WHAT NEEDS TO BE DONE: Please copy each line of the records below that includes the word "JSON".

SOURCE MATERIAL:
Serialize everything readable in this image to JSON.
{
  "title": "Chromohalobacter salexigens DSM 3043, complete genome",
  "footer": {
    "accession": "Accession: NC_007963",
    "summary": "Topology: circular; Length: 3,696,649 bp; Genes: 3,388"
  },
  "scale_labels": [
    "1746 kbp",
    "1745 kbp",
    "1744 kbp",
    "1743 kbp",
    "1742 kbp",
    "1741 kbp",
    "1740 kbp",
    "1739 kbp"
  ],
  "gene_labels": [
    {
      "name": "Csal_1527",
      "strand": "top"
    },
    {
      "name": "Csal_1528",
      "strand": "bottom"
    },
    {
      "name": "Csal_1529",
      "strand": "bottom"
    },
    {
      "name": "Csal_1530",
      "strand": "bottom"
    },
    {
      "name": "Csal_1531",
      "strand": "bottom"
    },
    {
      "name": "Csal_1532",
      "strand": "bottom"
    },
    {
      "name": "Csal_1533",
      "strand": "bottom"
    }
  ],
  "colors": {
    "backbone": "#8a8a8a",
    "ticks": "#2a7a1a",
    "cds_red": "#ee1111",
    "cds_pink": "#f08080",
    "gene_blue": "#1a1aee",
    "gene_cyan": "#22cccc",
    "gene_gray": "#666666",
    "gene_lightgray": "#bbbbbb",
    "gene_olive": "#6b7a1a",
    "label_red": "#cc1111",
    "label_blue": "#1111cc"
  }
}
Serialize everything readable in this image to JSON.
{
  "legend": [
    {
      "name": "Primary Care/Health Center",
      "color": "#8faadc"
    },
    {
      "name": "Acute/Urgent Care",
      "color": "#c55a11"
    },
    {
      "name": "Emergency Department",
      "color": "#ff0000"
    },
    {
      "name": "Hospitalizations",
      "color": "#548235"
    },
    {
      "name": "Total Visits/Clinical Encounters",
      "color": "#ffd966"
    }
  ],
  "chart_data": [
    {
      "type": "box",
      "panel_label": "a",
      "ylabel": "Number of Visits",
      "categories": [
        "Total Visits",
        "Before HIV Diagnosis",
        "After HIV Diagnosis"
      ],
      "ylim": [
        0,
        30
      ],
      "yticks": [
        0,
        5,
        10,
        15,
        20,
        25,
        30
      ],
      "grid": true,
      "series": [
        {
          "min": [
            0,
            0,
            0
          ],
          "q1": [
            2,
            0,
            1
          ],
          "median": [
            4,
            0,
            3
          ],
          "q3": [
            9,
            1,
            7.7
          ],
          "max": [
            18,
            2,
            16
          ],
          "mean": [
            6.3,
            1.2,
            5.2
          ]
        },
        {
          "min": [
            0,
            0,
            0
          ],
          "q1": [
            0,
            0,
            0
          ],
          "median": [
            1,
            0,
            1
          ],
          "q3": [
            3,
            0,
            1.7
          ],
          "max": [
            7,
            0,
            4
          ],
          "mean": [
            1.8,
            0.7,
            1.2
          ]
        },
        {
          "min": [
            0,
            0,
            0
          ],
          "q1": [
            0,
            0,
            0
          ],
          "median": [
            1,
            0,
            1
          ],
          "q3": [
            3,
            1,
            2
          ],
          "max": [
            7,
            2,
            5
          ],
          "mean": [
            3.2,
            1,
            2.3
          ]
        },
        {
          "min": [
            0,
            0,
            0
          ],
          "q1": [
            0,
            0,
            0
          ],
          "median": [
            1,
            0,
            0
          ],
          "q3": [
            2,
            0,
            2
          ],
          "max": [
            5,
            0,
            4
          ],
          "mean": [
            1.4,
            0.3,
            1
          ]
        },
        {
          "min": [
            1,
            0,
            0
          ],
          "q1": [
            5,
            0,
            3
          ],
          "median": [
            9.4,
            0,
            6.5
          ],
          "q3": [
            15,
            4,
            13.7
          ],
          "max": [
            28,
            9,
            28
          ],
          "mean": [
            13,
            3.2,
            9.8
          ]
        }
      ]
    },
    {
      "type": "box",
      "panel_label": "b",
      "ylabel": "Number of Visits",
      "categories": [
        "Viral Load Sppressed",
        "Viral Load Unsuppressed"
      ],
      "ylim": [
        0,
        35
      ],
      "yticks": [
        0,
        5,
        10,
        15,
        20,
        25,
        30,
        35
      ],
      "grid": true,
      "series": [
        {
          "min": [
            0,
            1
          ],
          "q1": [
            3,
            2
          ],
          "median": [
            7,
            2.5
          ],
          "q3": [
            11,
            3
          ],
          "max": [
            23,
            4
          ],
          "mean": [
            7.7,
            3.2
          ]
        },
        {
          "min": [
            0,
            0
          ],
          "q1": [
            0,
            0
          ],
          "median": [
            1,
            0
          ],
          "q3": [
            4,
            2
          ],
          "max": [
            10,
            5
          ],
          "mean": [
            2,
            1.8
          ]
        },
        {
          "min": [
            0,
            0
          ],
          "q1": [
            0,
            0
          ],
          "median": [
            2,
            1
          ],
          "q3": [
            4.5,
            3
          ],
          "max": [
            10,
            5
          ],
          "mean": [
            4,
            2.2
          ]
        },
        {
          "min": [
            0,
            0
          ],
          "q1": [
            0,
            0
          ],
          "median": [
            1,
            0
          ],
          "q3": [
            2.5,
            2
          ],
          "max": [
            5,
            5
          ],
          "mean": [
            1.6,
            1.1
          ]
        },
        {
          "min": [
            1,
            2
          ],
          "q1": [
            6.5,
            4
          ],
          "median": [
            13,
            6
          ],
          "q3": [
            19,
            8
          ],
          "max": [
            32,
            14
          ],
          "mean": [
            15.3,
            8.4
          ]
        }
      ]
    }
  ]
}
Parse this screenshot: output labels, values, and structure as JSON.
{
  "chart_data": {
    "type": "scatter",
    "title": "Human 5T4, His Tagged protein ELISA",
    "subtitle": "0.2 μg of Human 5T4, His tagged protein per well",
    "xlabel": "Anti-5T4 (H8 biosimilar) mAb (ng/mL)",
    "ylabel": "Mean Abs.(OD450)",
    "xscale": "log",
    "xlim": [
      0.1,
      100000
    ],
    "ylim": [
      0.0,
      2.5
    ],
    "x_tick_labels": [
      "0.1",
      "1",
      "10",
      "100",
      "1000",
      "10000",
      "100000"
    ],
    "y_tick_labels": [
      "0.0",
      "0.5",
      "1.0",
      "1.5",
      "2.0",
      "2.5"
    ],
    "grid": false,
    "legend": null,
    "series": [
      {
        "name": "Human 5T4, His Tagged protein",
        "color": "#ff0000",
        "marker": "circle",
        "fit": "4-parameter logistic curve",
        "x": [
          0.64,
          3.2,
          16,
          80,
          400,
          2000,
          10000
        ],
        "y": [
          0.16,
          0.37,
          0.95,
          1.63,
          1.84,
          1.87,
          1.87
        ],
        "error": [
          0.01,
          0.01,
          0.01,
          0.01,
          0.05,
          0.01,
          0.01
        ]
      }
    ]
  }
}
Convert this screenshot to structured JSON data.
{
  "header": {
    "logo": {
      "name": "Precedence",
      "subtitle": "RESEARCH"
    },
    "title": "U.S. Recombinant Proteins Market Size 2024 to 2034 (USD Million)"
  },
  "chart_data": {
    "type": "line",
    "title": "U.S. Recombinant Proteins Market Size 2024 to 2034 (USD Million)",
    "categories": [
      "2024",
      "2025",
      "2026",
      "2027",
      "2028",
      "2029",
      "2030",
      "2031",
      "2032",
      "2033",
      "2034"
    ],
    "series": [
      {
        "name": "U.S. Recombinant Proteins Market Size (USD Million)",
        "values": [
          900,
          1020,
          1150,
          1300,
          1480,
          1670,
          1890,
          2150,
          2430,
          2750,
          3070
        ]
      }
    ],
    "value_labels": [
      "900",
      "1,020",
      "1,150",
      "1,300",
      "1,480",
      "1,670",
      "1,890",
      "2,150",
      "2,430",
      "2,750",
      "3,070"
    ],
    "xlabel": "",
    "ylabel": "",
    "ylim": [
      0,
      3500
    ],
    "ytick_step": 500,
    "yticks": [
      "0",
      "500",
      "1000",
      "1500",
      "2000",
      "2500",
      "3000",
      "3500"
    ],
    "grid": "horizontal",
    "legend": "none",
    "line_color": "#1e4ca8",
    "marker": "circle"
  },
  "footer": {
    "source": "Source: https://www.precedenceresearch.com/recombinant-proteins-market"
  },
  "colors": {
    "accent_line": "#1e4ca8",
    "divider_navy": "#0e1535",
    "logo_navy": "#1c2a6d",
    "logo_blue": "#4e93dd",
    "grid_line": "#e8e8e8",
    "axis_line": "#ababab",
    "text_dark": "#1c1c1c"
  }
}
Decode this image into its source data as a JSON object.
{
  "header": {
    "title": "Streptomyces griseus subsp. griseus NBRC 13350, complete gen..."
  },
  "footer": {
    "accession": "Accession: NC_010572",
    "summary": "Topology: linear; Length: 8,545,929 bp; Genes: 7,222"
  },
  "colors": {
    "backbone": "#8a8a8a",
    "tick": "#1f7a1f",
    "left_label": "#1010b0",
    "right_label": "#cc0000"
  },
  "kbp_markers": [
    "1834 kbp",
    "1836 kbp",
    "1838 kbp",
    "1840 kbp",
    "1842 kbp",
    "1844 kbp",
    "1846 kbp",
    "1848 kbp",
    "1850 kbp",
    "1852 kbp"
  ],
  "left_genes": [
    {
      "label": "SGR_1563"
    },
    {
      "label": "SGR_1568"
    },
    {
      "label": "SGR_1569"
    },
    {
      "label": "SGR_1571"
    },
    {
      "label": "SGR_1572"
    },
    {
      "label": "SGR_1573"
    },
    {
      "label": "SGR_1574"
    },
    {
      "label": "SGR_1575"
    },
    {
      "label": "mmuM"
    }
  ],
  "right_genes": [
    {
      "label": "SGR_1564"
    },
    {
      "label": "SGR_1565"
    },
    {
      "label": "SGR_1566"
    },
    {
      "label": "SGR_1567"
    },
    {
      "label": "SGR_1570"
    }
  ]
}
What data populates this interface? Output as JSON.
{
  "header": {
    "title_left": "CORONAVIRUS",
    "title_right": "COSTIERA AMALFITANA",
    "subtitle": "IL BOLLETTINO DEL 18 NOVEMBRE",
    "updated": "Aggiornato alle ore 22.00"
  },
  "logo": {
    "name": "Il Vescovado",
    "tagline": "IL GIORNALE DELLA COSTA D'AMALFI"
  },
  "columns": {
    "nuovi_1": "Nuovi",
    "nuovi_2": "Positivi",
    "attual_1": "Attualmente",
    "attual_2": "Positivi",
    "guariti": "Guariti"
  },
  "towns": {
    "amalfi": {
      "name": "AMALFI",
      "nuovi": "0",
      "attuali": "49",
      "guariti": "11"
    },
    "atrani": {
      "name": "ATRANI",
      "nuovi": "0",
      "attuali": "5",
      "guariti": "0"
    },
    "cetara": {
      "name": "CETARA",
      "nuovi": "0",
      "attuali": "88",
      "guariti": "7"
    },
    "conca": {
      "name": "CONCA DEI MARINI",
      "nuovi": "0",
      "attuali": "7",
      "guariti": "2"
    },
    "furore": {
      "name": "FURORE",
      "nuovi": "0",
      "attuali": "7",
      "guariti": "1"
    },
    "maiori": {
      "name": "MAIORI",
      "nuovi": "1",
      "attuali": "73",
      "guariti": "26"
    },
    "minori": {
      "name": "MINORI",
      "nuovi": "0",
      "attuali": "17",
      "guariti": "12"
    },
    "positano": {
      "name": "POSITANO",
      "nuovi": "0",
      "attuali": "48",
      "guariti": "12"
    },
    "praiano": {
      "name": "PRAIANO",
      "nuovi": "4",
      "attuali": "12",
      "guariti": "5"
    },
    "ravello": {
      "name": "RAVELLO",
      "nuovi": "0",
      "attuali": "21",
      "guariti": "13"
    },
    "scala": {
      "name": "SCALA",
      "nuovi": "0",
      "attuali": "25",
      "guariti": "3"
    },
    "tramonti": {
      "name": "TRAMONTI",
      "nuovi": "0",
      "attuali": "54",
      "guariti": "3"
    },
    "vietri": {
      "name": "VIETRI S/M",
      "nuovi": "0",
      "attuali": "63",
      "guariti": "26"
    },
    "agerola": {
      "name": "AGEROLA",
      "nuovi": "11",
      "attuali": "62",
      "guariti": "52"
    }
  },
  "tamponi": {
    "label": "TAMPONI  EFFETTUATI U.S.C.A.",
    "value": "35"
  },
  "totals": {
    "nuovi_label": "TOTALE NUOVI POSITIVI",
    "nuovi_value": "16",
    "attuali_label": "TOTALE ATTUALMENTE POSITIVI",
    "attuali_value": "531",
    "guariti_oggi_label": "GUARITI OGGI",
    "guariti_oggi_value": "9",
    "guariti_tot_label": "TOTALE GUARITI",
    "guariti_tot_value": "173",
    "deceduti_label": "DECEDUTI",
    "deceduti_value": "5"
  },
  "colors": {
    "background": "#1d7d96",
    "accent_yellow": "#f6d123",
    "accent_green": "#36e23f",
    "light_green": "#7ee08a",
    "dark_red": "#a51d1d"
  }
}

TASK SOLUTION:
Serialize everything readable in this image to JSON.
Serialize everything readable in this image to JSON.
Parse this screenshot: output labels, values, and structure as JSON.
Convert this screenshot to structured JSON data.
Decode this image into its source data as a JSON object.
What data populates this interface? Output as JSON.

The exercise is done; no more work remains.